== Task goal ==
What is the number of lines in the data that hold the string "COMP"? Reply with that number only.

Collected data
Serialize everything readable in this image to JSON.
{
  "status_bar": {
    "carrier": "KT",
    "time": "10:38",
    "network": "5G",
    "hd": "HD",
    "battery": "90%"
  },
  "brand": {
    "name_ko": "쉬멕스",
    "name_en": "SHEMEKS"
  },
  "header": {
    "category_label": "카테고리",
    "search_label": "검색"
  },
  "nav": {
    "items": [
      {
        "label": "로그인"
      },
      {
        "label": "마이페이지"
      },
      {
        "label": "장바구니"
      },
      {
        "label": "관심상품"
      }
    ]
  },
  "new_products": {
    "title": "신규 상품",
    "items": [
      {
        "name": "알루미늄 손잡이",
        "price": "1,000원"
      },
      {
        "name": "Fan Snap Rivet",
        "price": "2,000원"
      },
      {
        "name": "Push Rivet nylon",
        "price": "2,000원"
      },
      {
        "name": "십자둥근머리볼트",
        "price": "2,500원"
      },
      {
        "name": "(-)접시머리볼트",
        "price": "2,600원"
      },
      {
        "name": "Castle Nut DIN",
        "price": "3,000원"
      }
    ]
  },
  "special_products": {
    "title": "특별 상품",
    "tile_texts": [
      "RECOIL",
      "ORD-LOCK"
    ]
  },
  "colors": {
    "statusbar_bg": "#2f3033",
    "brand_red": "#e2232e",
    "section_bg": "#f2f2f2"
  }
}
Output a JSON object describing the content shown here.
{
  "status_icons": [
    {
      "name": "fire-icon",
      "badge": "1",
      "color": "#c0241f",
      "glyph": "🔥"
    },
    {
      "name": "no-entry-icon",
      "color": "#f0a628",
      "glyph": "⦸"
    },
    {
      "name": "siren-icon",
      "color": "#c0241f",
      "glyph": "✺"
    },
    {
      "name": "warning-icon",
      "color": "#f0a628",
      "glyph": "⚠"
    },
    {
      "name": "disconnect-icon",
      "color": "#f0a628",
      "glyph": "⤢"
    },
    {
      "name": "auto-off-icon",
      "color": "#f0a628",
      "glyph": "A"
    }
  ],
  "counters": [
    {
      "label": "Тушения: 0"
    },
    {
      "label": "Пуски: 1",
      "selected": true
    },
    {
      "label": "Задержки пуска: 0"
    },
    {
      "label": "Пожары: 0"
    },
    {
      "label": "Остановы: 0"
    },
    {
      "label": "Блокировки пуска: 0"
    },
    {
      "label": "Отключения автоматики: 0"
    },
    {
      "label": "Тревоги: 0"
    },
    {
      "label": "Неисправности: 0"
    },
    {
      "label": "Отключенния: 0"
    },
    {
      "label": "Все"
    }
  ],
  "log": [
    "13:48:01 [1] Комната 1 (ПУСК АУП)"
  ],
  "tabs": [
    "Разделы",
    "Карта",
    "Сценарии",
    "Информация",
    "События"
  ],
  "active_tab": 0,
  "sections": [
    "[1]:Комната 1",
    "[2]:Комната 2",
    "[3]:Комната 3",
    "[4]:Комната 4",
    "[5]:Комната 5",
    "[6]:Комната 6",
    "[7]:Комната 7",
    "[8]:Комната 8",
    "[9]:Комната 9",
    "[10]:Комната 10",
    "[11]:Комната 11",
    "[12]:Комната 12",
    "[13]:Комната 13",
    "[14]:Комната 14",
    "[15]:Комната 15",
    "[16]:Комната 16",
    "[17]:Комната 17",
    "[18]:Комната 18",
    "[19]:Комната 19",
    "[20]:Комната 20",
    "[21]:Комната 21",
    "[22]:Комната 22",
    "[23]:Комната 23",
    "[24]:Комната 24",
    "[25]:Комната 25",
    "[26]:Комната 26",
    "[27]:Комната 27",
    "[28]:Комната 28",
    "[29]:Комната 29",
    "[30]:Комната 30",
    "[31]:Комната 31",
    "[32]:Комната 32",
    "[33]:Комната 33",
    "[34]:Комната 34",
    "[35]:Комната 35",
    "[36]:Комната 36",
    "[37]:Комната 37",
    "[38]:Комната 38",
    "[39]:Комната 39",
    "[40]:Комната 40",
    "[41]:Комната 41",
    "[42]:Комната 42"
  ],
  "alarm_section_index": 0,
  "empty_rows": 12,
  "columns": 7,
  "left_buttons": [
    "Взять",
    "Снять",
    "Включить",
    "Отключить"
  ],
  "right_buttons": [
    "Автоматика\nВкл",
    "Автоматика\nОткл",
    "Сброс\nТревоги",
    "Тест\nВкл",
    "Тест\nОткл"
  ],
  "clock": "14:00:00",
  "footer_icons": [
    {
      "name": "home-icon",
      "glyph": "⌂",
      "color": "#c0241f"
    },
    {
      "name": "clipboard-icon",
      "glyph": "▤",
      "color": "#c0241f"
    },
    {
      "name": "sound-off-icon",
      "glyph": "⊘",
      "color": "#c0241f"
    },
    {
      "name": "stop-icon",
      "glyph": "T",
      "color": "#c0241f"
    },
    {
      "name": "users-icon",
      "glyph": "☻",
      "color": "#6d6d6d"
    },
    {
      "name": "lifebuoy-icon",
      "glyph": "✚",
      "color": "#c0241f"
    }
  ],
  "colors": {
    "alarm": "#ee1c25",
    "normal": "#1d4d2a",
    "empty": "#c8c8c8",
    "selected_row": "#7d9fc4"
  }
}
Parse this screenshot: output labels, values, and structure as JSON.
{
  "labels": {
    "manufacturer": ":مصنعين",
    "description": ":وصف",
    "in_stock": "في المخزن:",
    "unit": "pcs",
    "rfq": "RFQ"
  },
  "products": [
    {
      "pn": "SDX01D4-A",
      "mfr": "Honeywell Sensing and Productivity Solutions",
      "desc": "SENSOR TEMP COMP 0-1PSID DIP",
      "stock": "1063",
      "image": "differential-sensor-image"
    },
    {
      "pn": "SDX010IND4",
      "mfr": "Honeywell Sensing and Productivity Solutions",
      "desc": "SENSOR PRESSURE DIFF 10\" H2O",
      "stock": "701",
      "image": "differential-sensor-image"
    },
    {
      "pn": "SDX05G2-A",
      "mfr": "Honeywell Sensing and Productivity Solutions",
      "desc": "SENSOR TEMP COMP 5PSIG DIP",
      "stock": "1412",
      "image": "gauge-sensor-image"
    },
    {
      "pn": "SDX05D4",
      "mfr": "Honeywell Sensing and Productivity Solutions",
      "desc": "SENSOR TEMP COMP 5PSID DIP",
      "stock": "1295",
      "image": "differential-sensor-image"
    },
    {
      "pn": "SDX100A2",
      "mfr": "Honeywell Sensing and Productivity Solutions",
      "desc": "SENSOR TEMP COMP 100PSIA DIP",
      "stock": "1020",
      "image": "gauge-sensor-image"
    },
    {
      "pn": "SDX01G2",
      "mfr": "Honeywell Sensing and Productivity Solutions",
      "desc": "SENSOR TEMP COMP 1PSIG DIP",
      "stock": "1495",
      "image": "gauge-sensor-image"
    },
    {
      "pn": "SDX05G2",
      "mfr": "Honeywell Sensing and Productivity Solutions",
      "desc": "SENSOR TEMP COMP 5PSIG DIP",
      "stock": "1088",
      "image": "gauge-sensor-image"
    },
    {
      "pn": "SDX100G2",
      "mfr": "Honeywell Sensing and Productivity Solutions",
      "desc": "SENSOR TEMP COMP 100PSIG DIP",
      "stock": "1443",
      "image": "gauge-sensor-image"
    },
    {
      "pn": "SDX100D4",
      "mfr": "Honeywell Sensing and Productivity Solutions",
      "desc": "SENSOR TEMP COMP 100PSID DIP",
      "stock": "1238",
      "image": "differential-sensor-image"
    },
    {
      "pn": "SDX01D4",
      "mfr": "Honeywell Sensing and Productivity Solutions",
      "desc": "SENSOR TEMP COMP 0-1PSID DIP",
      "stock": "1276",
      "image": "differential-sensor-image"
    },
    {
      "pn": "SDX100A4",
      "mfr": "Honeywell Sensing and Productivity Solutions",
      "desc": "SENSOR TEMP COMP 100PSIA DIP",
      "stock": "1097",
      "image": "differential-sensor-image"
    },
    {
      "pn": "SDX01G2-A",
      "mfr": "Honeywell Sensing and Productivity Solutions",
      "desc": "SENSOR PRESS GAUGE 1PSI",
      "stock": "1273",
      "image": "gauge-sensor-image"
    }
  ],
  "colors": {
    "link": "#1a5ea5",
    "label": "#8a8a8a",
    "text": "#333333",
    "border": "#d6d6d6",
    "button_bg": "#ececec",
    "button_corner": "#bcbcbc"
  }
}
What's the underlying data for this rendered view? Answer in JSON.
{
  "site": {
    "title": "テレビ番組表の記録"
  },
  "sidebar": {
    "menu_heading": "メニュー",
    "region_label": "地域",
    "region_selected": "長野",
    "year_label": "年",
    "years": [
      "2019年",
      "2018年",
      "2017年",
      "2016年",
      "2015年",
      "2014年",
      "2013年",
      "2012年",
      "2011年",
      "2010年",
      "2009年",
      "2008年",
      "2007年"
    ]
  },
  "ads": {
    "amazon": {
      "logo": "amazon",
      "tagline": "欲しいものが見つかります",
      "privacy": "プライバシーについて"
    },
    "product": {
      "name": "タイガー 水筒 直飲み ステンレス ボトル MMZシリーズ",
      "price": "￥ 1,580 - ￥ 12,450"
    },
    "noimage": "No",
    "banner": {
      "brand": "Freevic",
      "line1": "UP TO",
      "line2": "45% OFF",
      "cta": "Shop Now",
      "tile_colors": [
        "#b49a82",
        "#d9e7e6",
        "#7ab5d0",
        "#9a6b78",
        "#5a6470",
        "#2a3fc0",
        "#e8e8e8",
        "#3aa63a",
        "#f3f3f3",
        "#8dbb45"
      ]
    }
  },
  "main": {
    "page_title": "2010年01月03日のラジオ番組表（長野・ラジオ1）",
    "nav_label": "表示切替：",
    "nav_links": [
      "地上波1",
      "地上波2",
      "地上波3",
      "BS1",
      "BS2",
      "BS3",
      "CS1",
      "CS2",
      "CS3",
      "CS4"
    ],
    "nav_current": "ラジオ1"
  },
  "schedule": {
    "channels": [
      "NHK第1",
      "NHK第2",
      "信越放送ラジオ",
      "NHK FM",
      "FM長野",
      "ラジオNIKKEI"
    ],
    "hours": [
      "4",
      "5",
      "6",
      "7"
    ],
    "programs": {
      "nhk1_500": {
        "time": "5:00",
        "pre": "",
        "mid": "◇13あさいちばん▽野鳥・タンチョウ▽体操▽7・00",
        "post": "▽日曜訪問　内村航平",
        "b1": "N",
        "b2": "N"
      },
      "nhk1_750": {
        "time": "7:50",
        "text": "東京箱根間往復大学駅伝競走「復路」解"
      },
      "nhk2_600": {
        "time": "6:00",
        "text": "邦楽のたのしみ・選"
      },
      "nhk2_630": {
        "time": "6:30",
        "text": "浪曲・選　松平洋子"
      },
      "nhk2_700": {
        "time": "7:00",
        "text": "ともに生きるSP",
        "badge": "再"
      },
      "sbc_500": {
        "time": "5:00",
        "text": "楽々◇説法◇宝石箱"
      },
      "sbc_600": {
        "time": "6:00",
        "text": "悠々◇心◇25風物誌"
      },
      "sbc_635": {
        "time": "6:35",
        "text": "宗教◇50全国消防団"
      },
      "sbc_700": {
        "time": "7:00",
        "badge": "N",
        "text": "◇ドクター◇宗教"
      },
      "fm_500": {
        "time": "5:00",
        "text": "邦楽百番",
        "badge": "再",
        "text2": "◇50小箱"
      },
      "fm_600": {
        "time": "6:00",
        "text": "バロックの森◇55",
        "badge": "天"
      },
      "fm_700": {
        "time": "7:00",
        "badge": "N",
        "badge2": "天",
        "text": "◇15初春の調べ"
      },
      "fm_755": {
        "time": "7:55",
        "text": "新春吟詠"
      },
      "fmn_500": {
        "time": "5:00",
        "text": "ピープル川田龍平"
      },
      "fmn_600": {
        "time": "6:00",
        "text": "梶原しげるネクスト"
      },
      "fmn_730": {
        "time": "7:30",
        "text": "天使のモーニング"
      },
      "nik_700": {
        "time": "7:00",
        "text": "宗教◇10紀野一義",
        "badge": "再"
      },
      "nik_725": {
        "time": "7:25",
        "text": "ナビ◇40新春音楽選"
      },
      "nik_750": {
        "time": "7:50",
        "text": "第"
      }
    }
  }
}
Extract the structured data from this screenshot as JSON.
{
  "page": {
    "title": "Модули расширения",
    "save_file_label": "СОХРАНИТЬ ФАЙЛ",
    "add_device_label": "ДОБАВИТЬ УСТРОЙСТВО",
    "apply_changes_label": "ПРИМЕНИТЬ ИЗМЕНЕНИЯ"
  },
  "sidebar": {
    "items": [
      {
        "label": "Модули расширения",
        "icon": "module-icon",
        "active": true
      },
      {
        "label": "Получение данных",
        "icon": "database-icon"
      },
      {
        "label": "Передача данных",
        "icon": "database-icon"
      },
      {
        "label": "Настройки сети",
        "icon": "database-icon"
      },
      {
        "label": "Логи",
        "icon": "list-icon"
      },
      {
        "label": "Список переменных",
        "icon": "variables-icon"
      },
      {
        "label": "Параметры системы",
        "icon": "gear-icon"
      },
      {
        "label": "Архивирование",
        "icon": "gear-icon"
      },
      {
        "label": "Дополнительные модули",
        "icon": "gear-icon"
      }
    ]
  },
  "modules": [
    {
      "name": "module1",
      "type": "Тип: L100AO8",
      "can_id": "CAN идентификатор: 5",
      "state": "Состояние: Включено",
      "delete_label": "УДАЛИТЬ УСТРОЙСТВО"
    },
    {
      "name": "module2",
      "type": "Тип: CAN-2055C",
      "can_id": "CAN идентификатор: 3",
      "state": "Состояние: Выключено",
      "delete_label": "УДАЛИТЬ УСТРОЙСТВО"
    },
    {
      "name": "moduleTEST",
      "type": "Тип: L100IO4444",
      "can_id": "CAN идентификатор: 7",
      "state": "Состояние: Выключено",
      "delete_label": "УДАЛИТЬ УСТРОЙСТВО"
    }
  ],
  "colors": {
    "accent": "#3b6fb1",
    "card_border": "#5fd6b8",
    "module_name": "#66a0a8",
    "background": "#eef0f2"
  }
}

== Answer to the exercise ==
10